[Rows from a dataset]

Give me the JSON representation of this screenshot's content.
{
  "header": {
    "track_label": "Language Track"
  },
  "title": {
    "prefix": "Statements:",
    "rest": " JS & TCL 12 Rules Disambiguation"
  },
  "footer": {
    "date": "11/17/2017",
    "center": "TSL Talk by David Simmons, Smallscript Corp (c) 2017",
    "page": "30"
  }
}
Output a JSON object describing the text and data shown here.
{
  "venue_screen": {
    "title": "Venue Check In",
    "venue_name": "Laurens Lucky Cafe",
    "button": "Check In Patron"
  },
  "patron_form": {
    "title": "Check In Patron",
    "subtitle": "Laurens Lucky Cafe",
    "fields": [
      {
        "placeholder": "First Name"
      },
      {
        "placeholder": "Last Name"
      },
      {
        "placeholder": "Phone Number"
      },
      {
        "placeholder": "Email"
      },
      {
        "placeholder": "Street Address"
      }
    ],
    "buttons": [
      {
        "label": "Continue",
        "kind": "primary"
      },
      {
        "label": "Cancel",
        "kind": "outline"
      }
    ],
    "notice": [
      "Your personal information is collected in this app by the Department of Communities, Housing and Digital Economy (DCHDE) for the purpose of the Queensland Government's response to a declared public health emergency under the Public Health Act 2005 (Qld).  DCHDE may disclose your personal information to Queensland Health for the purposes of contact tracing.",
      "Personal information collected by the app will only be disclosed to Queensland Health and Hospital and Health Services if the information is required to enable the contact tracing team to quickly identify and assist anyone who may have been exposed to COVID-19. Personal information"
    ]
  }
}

[Aim] Return every line of the material exactly.

[Reply to the exercise]
Give me the JSON representation of this screenshot's content.
{
  "header": {
    "track_label": "Language Track"
  },
  "title": {
    "prefix": "Statements:",
    "rest": " JS & TCL 12 Rules Disambiguation"
  },
  "footer": {
    "date": "11/17/2017",
    "center": "TSL Talk by David Simmons, Smallscript Corp (c) 2017",
    "page": "30"
  }
}
Output a JSON object describing the text and data shown here.
{
  "venue_screen": {
    "title": "Venue Check In",
    "venue_name": "Laurens Lucky Cafe",
    "button": "Check In Patron"
  },
  "patron_form": {
    "title": "Check In Patron",
    "subtitle": "Laurens Lucky Cafe",
    "fields": [
      {
        "placeholder": "First Name"
      },
      {
        "placeholder": "Last Name"
      },
      {
        "placeholder": "Phone Number"
      },
      {
        "placeholder": "Email"
      },
      {
        "placeholder": "Street Address"
      }
    ],
    "buttons": [
      {
        "label": "Continue",
        "kind": "primary"
      },
      {
        "label": "Cancel",
        "kind": "outline"
      }
    ],
    "notice": [
      "Your personal information is collected in this app by the Department of Communities, Housing and Digital Economy (DCHDE) for the purpose of the Queensland Government's response to a declared public health emergency under the Public Health Act 2005 (Qld).  DCHDE may disclose your personal information to Queensland Health for the purposes of contact tracing.",
      "Personal information collected by the app will only be disclosed to Queensland Health and Hospital and Health Services if the information is required to enable the contact tracing team to quickly identify and assist anyone who may have been exposed to COVID-19. Personal information"
    ]
  }
}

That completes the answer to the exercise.